* To do
Set the following entries down again exactly, line by line.
─── Data for the task ───
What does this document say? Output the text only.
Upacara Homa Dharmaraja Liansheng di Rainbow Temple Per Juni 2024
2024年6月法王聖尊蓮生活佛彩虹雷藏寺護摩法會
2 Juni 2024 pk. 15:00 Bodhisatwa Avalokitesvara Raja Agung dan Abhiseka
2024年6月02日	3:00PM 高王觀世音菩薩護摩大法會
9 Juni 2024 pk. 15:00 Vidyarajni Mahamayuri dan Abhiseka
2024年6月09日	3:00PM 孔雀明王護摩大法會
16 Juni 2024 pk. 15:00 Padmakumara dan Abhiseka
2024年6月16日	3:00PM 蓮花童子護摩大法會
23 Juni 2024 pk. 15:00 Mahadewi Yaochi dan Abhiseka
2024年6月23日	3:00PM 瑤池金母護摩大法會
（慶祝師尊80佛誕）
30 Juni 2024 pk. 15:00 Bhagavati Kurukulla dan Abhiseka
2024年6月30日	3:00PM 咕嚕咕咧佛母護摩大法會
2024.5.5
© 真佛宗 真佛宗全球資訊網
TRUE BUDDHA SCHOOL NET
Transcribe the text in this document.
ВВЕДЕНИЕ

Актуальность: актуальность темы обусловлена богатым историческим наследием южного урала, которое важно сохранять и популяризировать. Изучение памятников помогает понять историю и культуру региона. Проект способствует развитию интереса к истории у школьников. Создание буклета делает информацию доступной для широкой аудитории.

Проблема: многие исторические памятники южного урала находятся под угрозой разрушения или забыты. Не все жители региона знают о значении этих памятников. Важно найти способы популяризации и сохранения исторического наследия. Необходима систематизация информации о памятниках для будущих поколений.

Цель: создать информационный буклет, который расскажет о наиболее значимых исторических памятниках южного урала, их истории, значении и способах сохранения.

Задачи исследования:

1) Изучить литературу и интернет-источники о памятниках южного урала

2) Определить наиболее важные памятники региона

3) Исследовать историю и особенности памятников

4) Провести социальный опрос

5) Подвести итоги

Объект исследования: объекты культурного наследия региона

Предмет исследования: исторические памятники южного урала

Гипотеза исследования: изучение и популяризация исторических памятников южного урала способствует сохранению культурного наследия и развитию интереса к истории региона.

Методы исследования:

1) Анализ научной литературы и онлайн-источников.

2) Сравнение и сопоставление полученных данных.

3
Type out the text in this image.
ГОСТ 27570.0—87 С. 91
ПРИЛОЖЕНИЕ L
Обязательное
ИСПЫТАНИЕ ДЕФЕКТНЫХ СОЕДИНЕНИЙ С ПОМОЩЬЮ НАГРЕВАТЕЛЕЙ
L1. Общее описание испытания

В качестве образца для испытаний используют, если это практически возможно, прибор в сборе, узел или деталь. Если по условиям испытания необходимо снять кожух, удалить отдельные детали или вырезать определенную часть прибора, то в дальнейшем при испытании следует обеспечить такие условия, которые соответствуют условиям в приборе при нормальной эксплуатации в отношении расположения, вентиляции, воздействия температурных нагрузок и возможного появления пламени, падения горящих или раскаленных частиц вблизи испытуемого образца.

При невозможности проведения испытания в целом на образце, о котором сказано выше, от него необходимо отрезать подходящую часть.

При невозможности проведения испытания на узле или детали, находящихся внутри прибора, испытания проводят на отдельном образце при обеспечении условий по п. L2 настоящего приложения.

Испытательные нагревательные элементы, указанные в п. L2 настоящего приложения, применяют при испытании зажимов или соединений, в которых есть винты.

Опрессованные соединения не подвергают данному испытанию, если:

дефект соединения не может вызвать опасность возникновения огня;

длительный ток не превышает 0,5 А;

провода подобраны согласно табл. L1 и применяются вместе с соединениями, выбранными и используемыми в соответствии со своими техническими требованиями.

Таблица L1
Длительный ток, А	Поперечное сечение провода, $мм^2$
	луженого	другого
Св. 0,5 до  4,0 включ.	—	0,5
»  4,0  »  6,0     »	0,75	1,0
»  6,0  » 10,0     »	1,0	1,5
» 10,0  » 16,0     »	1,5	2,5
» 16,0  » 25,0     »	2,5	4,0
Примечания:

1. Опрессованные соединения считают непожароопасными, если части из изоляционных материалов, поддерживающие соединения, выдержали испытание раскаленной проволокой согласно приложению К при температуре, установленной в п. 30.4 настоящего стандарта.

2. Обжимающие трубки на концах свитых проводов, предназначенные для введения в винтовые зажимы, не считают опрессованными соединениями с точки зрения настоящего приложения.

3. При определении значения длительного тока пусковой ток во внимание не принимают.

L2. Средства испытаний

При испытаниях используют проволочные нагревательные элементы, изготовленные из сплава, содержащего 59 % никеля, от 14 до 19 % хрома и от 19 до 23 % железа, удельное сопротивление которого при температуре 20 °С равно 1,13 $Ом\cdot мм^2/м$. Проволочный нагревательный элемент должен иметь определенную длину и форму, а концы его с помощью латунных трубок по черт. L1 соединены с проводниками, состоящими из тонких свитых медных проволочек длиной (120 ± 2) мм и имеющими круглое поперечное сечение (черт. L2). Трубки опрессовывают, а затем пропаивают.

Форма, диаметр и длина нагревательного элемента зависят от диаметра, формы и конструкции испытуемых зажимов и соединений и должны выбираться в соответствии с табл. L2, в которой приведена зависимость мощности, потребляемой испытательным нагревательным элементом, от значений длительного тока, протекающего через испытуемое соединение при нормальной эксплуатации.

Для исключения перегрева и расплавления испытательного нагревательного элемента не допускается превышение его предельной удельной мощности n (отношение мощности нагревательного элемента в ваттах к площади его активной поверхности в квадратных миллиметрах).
───
* Exercise answer
What does this document say? Output the text only.
Upacara Homa Dharmaraja Liansheng di Rainbow Temple Per Juni 2024
2024年6月法王聖尊蓮生活佛彩虹雷藏寺護摩法會
2 Juni 2024 pk. 15:00 Bodhisatwa Avalokitesvara Raja Agung dan Abhiseka
2024年6月02日	3:00PM 高王觀世音菩薩護摩大法會
9 Juni 2024 pk. 15:00 Vidyarajni Mahamayuri dan Abhiseka
2024年6月09日	3:00PM 孔雀明王護摩大法會
16 Juni 2024 pk. 15:00 Padmakumara dan Abhiseka
2024年6月16日	3:00PM 蓮花童子護摩大法會
23 Juni 2024 pk. 15:00 Mahadewi Yaochi dan Abhiseka
2024年6月23日	3:00PM 瑤池金母護摩大法會
（慶祝師尊80佛誕）
30 Juni 2024 pk. 15:00 Bhagavati Kurukulla dan Abhiseka
2024年6月30日	3:00PM 咕嚕咕咧佛母護摩大法會
2024.5.5
© 真佛宗 真佛宗全球資訊網
TRUE BUDDHA SCHOOL NET
Transcribe the text in this document.
ВВЕДЕНИЕ

Актуальность: актуальность темы обусловлена богатым историческим наследием южного урала, которое важно сохранять и популяризировать. Изучение памятников помогает понять историю и культуру региона. Проект способствует развитию интереса к истории у школьников. Создание буклета делает информацию доступной для широкой аудитории.

Проблема: многие исторические памятники южного урала находятся под угрозой разрушения или забыты. Не все жители региона знают о значении этих памятников. Важно найти способы популяризации и сохранения исторического наследия. Необходима систематизация информации о памятниках для будущих поколений.

Цель: создать информационный буклет, который расскажет о наиболее значимых исторических памятниках южного урала, их истории, значении и способах сохранения.

Задачи исследования:

1) Изучить литературу и интернет-источники о памятниках южного урала

2) Определить наиболее важные памятники региона

3) Исследовать историю и особенности памятников

4) Провести социальный опрос

5) Подвести итоги

Объект исследования: объекты культурного наследия региона

Предмет исследования: исторические памятники южного урала

Гипотеза исследования: изучение и популяризация исторических памятников южного урала способствует сохранению культурного наследия и развитию интереса к истории региона.

Методы исследования:

1) Анализ научной литературы и онлайн-источников.

2) Сравнение и сопоставление полученных данных.

3
Type out the text in this image.
ГОСТ 27570.0—87 С. 91
ПРИЛОЖЕНИЕ L
Обязательное
ИСПЫТАНИЕ ДЕФЕКТНЫХ СОЕДИНЕНИЙ С ПОМОЩЬЮ НАГРЕВАТЕЛЕЙ
L1. Общее описание испытания

В качестве образца для испытаний используют, если это практически возможно, прибор в сборе, узел или деталь. Если по условиям испытания необходимо снять кожух, удалить отдельные детали или вырезать определенную часть прибора, то в дальнейшем при испытании следует обеспечить такие условия, которые соответствуют условиям в приборе при нормальной эксплуатации в отношении расположения, вентиляции, воздействия температурных нагрузок и возможного появления пламени, падения горящих или раскаленных частиц вблизи испытуемого образца.

При невозможности проведения испытания в целом на образце, о котором сказано выше, от него необходимо отрезать подходящую часть.

При невозможности проведения испытания на узле или детали, находящихся внутри прибора, испытания проводят на отдельном образце при обеспечении условий по п. L2 настоящего приложения.

Испытательные нагревательные элементы, указанные в п. L2 настоящего приложения, применяют при испытании зажимов или соединений, в которых есть винты.

Опрессованные соединения не подвергают данному испытанию, если:

дефект соединения не может вызвать опасность возникновения огня;

длительный ток не превышает 0,5 А;

провода подобраны согласно табл. L1 и применяются вместе с соединениями, выбранными и используемыми в соответствии со своими техническими требованиями.

Таблица L1
Длительный ток, А	Поперечное сечение провода, $мм^2$
	луженого	другого
Св. 0,5 до  4,0 включ.	—	0,5
»  4,0  »  6,0     »	0,75	1,0
»  6,0  » 10,0     »	1,0	1,5
» 10,0  » 16,0     »	1,5	2,5
» 16,0  » 25,0     »	2,5	4,0
Примечания:

1. Опрессованные соединения считают непожароопасными, если части из изоляционных материалов, поддерживающие соединения, выдержали испытание раскаленной проволокой согласно приложению К при температуре, установленной в п. 30.4 настоящего стандарта.

2. Обжимающие трубки на концах свитых проводов, предназначенные для введения в винтовые зажимы, не считают опрессованными соединениями с точки зрения настоящего приложения.

3. При определении значения длительного тока пусковой ток во внимание не принимают.

L2. Средства испытаний

При испытаниях используют проволочные нагревательные элементы, изготовленные из сплава, содержащего 59 % никеля, от 14 до 19 % хрома и от 19 до 23 % железа, удельное сопротивление которого при температуре 20 °С равно 1,13 $Ом\cdot мм^2/м$. Проволочный нагревательный элемент должен иметь определенную длину и форму, а концы его с помощью латунных трубок по черт. L1 соединены с проводниками, состоящими из тонких свитых медных проволочек длиной (120 ± 2) мм и имеющими круглое поперечное сечение (черт. L2). Трубки опрессовывают, а затем пропаивают.

Форма, диаметр и длина нагревательного элемента зависят от диаметра, формы и конструкции испытуемых зажимов и соединений и должны выбираться в соответствии с табл. L2, в которой приведена зависимость мощности, потребляемой испытательным нагревательным элементом, от значений длительного тока, протекающего через испытуемое соединение при нормальной эксплуатации.

Для исключения перегрева и расплавления испытательного нагревательного элемента не допускается превышение его предельной удельной мощности n (отношение мощности нагревательного элемента в ваттах к площади его активной поверхности в квадратных миллиметрах).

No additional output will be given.